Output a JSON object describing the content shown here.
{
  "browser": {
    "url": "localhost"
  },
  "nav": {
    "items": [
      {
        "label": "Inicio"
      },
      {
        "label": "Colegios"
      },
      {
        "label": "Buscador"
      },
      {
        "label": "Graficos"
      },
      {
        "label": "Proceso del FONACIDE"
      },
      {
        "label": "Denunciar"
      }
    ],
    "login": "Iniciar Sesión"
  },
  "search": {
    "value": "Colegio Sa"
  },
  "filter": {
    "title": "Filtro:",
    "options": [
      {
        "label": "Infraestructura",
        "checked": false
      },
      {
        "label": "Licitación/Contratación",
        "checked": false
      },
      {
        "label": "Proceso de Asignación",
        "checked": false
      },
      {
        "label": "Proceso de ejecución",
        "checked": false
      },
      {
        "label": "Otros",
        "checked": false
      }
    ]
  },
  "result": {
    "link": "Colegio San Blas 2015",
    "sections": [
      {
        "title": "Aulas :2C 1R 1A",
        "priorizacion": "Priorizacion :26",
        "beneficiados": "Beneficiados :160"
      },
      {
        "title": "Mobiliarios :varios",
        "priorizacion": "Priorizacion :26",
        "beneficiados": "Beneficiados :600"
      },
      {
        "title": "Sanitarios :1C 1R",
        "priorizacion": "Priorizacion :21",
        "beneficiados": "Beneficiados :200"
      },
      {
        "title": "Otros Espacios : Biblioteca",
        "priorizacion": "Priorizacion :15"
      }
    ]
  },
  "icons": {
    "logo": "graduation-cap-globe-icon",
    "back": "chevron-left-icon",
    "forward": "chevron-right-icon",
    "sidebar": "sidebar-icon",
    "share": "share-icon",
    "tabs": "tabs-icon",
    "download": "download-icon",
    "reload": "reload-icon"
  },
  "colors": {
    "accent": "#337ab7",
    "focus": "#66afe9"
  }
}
==================================================
For the listing above, identify each line bearing "Otros".

## Task output
        "label": "Otros",
        "title": "Otros Espacios : Biblioteca",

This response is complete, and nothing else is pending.